GOAL:
In the records below, pick out all lines containing the word "воздействия".

═══ SUPPLIED ENTRIES

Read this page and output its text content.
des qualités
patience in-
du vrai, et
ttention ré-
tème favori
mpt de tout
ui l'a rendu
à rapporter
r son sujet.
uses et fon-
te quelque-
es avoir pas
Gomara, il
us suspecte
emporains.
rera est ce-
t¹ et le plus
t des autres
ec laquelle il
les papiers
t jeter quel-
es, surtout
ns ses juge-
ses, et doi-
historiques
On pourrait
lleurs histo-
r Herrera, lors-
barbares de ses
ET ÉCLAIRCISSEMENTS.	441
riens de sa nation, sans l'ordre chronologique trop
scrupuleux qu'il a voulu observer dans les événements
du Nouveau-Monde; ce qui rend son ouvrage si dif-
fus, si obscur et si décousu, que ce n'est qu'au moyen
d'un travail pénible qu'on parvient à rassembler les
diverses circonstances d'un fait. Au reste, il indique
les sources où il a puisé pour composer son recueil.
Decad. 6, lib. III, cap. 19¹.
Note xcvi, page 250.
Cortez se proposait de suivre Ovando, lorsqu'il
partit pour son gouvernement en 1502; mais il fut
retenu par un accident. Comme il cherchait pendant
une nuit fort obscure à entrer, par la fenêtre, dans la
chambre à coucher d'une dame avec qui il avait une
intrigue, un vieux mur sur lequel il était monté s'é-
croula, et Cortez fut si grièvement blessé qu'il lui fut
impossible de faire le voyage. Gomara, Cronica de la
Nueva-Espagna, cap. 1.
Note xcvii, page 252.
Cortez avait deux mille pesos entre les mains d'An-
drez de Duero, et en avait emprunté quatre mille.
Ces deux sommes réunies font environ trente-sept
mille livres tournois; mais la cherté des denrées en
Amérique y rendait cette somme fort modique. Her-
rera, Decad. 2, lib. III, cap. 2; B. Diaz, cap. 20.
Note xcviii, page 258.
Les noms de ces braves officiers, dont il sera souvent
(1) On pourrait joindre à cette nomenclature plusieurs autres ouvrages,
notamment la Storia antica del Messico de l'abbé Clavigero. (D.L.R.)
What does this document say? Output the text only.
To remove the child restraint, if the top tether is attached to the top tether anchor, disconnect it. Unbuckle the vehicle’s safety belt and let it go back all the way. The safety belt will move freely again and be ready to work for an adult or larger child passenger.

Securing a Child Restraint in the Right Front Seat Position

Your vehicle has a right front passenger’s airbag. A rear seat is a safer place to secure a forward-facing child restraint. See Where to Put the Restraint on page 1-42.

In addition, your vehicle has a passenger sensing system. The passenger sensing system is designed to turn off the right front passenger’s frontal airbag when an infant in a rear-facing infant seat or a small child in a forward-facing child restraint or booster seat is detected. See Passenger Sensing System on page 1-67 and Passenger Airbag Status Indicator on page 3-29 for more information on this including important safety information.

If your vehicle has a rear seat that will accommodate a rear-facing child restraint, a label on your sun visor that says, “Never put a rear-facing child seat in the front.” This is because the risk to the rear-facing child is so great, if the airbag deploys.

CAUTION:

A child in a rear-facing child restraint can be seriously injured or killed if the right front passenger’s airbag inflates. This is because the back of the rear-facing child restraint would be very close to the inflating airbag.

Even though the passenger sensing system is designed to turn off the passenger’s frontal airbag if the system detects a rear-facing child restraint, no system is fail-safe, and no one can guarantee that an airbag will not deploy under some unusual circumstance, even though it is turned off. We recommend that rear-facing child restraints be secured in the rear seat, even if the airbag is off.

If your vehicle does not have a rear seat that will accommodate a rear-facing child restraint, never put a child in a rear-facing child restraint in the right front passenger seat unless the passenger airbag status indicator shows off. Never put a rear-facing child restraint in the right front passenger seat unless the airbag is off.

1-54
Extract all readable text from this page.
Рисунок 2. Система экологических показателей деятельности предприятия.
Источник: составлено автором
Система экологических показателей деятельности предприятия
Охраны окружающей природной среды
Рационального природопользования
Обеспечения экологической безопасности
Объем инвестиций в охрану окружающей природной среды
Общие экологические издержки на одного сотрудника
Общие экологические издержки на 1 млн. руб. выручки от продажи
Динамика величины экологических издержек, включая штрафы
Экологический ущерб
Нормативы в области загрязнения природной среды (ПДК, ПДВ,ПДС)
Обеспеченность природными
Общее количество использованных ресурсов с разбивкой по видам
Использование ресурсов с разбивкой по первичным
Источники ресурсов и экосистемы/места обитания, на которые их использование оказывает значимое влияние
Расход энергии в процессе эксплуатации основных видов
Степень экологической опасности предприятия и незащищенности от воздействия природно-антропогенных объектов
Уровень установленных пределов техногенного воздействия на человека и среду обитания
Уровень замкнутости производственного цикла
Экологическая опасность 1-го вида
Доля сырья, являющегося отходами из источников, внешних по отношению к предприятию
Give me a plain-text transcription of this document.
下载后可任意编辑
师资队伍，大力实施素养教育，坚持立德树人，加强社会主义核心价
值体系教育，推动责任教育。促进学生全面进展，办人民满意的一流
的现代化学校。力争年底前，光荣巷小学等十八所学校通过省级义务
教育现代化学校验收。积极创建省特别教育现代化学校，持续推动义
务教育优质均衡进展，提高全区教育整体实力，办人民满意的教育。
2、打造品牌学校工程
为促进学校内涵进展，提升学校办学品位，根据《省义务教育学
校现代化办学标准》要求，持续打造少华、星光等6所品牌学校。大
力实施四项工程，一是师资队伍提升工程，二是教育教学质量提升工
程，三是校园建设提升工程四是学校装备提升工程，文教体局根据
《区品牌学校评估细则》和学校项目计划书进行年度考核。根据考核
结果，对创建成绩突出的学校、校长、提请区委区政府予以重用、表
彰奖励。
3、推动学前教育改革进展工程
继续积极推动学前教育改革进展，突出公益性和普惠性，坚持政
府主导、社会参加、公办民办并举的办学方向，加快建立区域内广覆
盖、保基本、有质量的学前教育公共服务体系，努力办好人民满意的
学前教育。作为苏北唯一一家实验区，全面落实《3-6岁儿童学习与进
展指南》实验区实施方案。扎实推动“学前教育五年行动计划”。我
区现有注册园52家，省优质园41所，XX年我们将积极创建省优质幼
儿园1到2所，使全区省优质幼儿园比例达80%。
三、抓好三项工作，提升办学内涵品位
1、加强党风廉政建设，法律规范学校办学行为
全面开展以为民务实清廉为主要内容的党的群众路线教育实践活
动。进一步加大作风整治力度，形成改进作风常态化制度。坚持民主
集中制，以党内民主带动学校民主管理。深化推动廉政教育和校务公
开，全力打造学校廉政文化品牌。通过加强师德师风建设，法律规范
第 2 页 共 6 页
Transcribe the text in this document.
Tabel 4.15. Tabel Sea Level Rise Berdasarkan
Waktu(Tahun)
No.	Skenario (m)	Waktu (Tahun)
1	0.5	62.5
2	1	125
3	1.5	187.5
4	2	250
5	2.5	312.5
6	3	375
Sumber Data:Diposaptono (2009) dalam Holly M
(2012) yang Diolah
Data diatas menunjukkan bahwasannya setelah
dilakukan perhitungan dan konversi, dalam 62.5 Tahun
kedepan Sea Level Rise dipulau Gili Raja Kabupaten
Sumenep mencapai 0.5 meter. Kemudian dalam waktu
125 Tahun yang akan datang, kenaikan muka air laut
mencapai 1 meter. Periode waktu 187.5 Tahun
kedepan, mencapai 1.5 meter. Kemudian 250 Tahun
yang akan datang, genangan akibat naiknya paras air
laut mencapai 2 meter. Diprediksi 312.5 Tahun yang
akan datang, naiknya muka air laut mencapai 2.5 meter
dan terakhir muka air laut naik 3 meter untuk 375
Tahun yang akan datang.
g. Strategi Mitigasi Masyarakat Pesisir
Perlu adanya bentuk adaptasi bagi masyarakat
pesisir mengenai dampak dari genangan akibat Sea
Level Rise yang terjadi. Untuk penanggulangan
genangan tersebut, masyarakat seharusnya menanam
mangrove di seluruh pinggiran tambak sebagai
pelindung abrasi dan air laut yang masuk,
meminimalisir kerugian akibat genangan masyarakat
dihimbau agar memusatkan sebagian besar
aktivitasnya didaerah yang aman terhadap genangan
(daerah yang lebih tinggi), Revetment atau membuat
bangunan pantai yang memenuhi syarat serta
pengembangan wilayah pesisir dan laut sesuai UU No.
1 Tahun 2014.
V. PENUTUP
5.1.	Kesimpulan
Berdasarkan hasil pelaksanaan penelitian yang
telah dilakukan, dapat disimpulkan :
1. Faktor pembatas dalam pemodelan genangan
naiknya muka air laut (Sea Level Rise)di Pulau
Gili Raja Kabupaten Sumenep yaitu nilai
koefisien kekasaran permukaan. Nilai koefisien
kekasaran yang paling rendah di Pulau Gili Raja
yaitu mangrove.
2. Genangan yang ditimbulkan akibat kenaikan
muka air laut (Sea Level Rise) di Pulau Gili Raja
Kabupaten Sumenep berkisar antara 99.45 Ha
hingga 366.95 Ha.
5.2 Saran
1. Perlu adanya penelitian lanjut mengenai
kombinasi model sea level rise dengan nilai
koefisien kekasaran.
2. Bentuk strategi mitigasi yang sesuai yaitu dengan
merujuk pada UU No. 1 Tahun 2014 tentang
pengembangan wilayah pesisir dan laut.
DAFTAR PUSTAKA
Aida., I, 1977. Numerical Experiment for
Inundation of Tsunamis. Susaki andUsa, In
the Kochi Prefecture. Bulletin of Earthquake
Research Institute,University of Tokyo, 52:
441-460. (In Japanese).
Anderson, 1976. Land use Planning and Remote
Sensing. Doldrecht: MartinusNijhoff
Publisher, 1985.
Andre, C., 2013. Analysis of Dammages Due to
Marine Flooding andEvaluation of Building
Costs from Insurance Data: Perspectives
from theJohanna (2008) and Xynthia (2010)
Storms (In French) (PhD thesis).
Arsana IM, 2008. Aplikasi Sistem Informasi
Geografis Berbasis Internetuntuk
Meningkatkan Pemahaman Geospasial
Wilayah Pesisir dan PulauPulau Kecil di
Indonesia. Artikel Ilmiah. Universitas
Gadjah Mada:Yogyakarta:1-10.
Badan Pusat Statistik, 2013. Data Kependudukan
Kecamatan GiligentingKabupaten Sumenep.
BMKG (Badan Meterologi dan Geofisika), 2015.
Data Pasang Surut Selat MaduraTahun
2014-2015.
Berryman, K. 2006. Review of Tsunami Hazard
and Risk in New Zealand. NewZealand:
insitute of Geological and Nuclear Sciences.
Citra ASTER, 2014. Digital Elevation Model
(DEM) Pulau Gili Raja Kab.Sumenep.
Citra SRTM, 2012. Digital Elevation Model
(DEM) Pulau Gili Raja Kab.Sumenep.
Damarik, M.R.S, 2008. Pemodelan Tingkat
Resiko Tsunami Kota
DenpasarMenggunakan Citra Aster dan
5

══════

REPLY:
Степень экологической опасности предприятия и незащищенности от воздействия природно-антропогенных объектов
Уровень установленных пределов техногенного воздействия на человека и среду обитания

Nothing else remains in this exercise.